[Stored entries]
▼▼▼
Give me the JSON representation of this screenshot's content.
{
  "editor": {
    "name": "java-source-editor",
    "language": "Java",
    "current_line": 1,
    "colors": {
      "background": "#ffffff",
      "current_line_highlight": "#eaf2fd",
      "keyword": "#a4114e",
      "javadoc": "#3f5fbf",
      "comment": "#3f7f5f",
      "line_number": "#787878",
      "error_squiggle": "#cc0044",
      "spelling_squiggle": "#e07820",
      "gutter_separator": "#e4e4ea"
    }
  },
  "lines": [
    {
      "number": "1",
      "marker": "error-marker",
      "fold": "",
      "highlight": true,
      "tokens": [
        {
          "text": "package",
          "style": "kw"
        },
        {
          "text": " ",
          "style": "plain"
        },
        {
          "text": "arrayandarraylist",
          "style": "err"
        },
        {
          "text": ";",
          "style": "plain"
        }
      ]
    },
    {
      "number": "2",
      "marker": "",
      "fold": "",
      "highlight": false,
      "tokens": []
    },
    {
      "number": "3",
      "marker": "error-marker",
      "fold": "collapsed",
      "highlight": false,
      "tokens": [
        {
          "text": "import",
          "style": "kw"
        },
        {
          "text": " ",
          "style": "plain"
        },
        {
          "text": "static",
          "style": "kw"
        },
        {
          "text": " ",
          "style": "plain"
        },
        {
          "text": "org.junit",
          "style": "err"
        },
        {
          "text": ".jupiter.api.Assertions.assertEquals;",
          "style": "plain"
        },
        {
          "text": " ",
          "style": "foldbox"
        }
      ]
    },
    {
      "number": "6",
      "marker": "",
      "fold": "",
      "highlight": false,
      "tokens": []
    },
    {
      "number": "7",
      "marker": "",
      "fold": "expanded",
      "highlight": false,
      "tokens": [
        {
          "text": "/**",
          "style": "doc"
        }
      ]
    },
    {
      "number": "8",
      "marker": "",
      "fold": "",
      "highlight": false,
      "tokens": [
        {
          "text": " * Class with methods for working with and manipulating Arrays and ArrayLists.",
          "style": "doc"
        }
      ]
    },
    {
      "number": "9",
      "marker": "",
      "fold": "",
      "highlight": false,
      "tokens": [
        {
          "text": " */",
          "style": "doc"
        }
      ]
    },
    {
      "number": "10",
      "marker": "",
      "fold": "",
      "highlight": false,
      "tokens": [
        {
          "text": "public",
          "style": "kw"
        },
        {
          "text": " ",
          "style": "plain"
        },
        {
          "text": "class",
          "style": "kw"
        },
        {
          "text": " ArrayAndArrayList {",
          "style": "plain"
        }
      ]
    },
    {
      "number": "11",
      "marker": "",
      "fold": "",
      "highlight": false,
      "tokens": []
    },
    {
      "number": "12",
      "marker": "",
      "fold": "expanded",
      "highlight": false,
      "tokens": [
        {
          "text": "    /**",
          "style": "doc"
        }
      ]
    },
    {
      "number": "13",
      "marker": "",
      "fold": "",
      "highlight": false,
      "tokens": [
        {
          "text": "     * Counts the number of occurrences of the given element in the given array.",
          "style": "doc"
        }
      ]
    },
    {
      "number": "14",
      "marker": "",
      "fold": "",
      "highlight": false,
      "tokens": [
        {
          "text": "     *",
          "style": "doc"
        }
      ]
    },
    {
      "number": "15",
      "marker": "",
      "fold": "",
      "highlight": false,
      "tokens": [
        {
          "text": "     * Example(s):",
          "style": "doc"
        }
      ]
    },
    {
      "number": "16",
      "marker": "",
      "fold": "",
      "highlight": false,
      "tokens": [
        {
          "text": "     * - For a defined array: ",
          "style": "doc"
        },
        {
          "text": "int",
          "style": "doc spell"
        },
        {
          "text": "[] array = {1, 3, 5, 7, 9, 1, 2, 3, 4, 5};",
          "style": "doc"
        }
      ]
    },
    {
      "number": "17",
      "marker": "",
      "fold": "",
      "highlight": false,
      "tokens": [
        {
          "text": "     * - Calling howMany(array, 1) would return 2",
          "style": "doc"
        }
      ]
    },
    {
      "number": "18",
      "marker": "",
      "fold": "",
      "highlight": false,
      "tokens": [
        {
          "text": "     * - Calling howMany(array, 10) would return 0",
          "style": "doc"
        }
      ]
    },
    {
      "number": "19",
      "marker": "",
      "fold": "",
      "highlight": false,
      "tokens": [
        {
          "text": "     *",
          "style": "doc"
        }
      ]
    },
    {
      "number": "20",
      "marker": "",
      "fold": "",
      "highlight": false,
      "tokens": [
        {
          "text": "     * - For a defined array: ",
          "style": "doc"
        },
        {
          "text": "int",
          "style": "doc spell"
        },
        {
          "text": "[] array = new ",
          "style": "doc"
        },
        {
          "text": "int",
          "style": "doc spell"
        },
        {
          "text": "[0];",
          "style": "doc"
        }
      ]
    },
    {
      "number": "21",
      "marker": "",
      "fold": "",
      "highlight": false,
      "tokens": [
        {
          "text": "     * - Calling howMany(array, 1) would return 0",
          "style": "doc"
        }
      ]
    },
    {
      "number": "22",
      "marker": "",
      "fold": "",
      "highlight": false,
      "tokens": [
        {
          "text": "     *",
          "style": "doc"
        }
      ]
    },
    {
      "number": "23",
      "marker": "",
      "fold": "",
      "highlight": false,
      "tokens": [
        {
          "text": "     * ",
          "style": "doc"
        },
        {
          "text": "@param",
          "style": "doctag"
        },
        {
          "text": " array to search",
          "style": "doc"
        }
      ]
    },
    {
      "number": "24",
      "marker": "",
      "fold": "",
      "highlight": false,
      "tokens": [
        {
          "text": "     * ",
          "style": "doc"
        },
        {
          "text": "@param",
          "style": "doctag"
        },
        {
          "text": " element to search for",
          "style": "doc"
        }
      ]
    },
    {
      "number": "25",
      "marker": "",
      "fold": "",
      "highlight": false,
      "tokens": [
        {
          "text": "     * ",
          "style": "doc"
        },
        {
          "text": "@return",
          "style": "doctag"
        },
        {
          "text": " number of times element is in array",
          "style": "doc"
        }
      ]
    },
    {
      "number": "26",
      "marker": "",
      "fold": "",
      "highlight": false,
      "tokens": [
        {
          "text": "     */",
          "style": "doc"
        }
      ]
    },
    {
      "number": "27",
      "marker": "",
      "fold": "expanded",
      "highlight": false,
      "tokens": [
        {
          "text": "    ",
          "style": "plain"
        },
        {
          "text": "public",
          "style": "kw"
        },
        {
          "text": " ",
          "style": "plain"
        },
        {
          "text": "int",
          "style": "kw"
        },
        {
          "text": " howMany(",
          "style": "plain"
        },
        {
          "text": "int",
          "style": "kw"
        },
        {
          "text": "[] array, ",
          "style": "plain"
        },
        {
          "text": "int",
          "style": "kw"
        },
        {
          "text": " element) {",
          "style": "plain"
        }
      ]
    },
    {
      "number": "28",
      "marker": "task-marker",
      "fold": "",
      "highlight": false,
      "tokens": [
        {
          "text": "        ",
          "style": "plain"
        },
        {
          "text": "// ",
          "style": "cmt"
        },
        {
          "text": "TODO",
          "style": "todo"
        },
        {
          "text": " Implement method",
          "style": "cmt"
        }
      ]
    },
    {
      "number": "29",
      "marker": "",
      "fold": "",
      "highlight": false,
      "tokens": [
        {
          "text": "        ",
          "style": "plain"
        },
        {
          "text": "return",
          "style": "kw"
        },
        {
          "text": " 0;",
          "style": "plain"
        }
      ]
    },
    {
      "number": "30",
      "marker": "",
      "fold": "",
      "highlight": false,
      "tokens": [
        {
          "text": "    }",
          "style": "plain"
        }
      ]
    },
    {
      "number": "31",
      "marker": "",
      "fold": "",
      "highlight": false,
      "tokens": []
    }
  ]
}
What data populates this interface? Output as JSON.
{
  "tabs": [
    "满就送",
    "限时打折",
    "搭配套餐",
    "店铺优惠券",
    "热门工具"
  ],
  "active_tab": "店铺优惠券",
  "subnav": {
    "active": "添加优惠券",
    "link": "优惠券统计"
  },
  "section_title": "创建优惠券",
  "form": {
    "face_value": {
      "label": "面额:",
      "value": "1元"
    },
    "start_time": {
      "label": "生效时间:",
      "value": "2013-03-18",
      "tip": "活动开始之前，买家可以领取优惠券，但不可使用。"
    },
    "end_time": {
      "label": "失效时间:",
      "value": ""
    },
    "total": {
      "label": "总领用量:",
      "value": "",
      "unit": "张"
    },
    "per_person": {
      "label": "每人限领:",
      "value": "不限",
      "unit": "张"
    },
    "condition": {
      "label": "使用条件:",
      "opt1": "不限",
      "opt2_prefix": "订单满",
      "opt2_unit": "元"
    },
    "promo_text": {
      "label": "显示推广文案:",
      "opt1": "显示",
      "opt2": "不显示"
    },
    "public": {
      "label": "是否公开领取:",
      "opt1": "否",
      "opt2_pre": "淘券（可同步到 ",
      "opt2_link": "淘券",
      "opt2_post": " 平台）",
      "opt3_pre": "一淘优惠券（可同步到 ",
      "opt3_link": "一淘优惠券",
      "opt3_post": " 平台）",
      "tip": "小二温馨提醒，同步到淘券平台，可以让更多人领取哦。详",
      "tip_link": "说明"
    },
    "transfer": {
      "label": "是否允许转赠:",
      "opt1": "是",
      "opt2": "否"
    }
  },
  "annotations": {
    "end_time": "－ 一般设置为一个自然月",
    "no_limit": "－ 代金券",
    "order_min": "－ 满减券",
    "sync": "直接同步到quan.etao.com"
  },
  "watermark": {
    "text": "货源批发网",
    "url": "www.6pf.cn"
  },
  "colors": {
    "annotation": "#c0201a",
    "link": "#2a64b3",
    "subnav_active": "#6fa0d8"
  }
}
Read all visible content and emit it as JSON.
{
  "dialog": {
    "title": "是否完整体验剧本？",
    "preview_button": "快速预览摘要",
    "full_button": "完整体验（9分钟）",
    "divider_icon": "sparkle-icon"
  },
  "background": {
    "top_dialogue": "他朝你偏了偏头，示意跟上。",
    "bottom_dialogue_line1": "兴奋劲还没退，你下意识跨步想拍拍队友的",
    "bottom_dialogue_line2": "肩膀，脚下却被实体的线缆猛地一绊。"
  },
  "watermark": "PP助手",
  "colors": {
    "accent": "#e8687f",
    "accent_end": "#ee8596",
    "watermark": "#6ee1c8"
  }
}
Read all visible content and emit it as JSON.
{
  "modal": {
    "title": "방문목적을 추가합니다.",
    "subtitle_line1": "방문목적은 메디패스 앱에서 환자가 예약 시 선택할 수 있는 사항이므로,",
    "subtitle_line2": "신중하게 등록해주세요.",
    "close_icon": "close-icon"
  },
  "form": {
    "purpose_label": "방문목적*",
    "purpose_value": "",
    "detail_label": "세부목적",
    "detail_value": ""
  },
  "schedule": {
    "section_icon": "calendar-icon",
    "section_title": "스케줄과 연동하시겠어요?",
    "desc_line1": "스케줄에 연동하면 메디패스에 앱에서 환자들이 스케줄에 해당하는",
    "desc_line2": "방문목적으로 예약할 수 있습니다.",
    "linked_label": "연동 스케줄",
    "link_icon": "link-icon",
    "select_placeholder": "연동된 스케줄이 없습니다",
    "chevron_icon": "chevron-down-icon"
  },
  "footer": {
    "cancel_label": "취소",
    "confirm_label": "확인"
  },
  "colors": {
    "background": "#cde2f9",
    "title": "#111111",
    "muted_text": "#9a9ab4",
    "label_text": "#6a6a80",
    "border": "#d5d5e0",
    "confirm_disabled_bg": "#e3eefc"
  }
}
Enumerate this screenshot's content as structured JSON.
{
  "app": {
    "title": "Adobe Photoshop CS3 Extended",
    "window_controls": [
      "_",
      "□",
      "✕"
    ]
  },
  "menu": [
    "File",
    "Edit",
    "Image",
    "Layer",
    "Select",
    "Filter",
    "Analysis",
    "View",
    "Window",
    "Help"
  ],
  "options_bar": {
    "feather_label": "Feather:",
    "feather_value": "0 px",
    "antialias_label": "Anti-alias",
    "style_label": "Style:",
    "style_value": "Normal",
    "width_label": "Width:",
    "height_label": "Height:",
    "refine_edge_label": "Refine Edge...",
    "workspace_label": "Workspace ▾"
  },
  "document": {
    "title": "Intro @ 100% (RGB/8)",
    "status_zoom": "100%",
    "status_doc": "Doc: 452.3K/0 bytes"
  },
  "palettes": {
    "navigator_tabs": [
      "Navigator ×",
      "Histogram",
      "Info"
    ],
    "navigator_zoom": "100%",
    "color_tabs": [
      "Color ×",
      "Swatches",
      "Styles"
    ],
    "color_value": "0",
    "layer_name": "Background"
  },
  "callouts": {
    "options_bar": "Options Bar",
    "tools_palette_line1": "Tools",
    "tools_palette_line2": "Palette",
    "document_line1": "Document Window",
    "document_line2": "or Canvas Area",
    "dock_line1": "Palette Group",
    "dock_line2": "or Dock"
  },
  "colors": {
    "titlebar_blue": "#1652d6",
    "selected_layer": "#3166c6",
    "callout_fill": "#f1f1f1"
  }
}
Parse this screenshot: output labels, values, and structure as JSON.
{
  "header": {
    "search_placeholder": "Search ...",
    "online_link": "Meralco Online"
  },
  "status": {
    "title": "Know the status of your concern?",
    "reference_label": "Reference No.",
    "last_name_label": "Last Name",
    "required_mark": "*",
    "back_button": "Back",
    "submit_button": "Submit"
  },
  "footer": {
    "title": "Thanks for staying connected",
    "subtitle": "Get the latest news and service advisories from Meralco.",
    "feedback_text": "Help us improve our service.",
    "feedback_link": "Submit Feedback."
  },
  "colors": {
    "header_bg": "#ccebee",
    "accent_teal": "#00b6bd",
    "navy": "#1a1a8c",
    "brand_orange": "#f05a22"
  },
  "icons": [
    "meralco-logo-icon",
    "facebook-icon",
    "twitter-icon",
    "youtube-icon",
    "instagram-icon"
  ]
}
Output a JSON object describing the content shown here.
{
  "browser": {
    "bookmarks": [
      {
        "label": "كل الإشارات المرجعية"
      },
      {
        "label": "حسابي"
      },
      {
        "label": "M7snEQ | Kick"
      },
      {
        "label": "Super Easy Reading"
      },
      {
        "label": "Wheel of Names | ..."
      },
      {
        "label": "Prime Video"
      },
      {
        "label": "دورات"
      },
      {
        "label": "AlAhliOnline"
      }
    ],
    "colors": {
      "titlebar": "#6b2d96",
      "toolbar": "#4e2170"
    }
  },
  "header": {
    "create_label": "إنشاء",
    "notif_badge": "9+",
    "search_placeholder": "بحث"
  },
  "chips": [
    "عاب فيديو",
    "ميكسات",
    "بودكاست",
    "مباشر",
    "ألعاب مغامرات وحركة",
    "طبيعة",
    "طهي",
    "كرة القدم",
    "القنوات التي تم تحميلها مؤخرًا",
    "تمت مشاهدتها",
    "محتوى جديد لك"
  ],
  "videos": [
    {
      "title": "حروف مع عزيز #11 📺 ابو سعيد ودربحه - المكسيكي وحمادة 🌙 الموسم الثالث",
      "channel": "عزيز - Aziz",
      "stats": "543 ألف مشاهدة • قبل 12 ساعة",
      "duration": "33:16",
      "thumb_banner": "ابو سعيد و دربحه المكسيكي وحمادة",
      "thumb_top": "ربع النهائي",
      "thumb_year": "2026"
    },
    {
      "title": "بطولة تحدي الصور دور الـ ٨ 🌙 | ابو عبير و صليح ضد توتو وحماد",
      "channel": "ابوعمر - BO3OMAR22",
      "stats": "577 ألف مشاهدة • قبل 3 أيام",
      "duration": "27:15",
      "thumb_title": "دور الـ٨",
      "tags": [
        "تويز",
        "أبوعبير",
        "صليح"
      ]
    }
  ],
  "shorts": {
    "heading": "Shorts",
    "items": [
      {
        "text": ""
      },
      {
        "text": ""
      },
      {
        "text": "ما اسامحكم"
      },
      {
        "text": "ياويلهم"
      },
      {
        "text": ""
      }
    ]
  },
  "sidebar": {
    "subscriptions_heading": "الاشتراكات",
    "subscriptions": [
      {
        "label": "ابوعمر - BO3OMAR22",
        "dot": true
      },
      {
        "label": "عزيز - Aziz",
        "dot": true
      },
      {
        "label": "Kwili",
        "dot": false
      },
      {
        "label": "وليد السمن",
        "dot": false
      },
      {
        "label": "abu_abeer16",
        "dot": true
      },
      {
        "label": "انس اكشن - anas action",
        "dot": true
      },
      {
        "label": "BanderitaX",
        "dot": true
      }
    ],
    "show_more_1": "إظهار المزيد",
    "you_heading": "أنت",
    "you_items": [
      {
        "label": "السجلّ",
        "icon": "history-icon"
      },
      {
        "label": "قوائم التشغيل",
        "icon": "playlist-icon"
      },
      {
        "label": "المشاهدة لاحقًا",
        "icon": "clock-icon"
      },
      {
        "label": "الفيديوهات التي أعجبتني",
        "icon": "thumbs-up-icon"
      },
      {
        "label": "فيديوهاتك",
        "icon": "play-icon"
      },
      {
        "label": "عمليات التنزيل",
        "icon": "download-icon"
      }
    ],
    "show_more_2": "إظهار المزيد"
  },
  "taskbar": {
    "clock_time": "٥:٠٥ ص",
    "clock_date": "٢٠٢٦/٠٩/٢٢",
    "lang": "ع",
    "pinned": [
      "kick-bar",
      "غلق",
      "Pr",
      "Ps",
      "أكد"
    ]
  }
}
▲▲▲
• **Task goal**
Check every line of the data, and copy the ones that contain "content".

• **The answer**
Give me the JSON representation of this screenshot's content.
Read all visible content and emit it as JSON.
Read all visible content and emit it as JSON.
Enumerate this screenshot's content as structured JSON.
Output a JSON object describing the content shown here.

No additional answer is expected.